- _Written request_:
In the following material, identify every line holding the string "angett" and return it.

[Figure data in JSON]

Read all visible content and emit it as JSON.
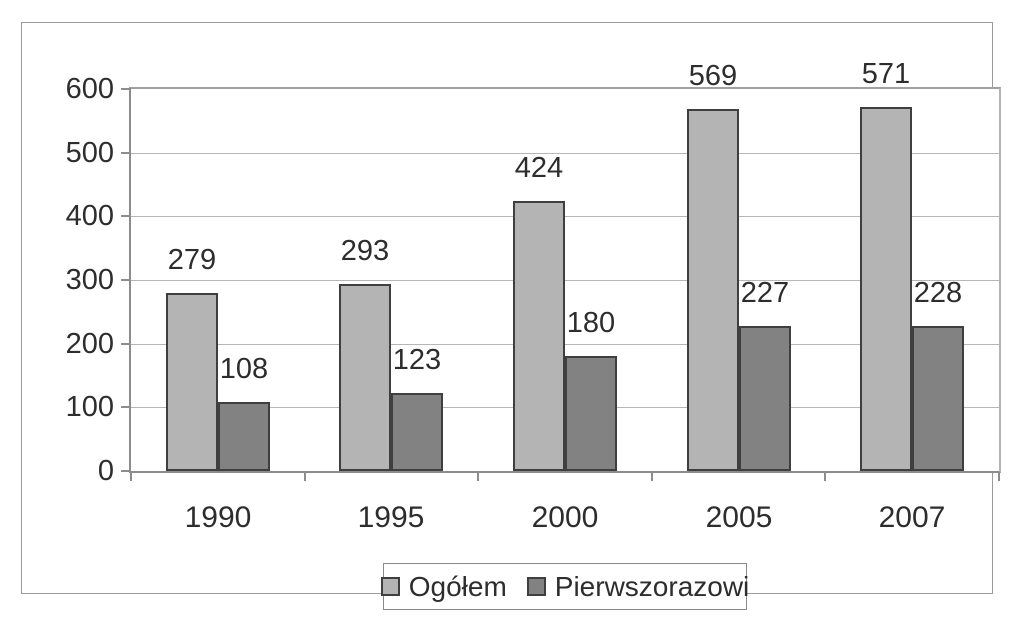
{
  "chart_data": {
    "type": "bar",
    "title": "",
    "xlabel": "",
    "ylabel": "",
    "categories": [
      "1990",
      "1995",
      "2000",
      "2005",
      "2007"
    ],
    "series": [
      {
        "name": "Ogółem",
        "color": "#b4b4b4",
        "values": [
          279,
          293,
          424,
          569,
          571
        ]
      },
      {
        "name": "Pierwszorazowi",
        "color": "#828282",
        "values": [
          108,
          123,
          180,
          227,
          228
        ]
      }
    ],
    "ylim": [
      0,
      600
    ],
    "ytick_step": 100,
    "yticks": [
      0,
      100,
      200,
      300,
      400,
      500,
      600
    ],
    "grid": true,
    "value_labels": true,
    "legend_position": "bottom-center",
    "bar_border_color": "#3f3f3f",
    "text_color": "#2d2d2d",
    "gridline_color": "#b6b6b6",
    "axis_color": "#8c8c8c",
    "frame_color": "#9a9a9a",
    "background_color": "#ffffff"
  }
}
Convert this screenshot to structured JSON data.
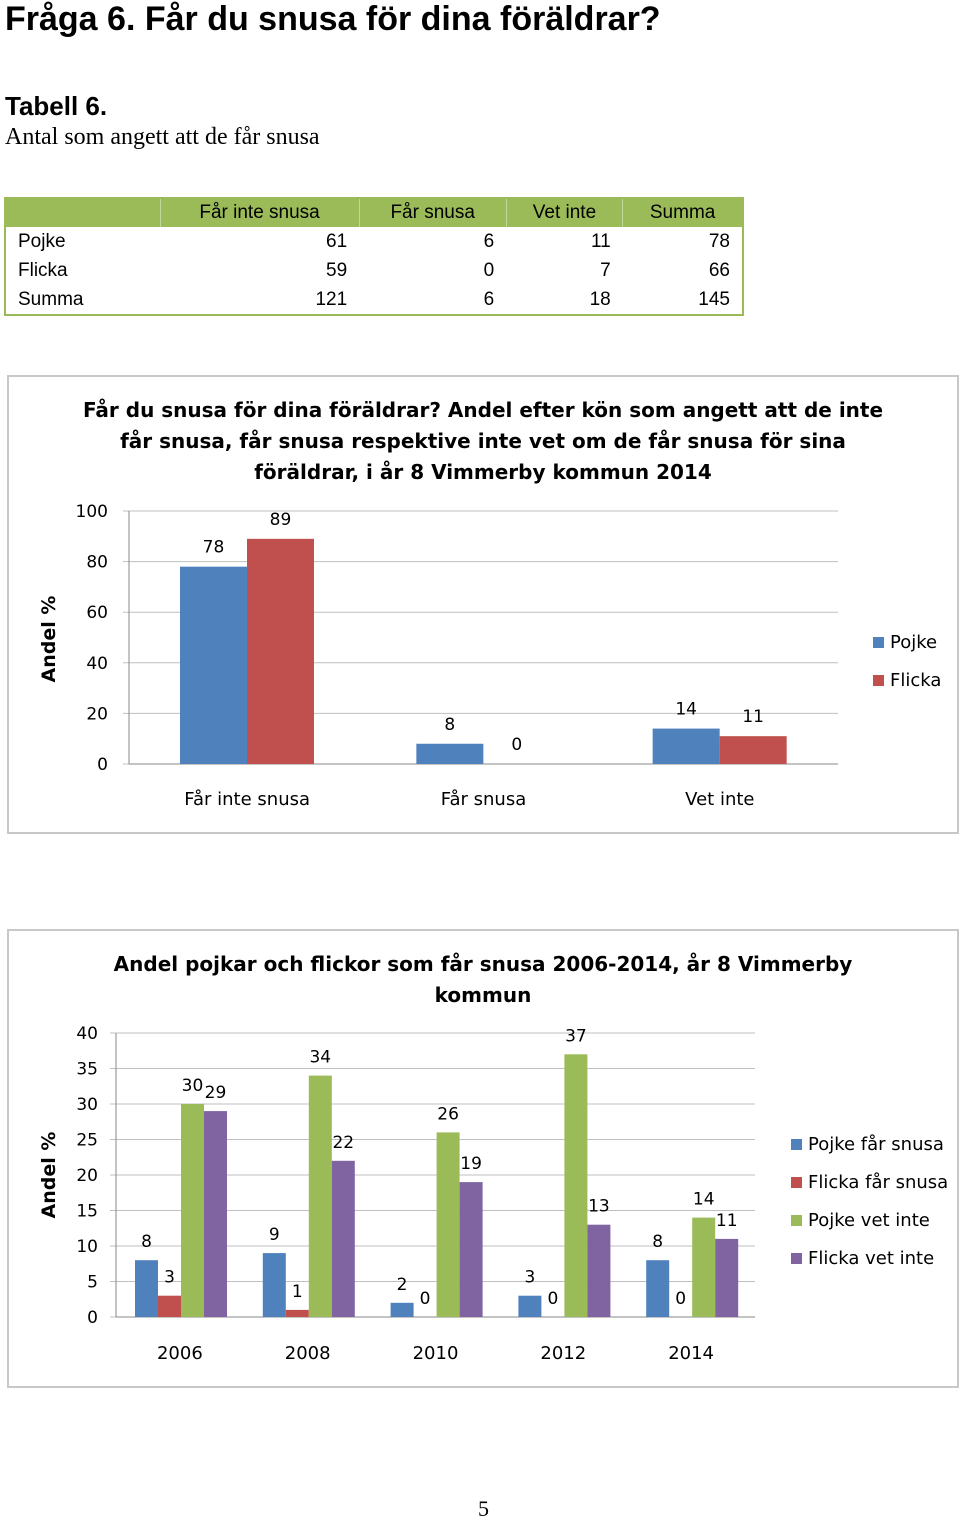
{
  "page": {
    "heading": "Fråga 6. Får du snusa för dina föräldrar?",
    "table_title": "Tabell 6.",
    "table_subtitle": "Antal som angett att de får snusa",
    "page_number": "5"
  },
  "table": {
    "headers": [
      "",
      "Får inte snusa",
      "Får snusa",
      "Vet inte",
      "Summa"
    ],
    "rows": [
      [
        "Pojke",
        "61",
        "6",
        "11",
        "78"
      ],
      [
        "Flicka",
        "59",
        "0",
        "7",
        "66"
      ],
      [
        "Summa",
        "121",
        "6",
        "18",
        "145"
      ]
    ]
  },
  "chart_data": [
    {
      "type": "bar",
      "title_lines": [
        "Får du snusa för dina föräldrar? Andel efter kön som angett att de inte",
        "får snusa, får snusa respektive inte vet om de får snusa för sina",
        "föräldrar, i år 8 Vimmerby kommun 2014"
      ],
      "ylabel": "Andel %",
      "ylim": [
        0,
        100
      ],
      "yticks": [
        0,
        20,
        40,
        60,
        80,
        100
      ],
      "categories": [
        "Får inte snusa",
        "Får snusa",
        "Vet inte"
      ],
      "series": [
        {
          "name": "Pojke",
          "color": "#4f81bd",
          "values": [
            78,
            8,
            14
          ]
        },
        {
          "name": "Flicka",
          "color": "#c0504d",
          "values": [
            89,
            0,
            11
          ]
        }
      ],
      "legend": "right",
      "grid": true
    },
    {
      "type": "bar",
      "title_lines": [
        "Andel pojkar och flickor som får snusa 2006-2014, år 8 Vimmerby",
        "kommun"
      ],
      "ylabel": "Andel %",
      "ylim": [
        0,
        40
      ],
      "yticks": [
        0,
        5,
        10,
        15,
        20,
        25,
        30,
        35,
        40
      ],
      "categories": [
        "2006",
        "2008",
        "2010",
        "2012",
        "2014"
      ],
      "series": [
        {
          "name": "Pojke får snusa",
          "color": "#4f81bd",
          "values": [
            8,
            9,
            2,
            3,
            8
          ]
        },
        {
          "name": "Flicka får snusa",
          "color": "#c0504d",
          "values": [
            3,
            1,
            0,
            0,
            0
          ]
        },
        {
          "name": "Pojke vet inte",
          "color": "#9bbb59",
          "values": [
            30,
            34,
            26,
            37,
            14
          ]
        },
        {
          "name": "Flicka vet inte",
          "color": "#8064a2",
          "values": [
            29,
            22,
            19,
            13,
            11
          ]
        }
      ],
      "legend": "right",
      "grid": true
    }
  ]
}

- _Expected output_:
    "table_subtitle": "Antal som angett att de får snusa",
        "Får du snusa för dina föräldrar? Andel efter kön som angett att de inte",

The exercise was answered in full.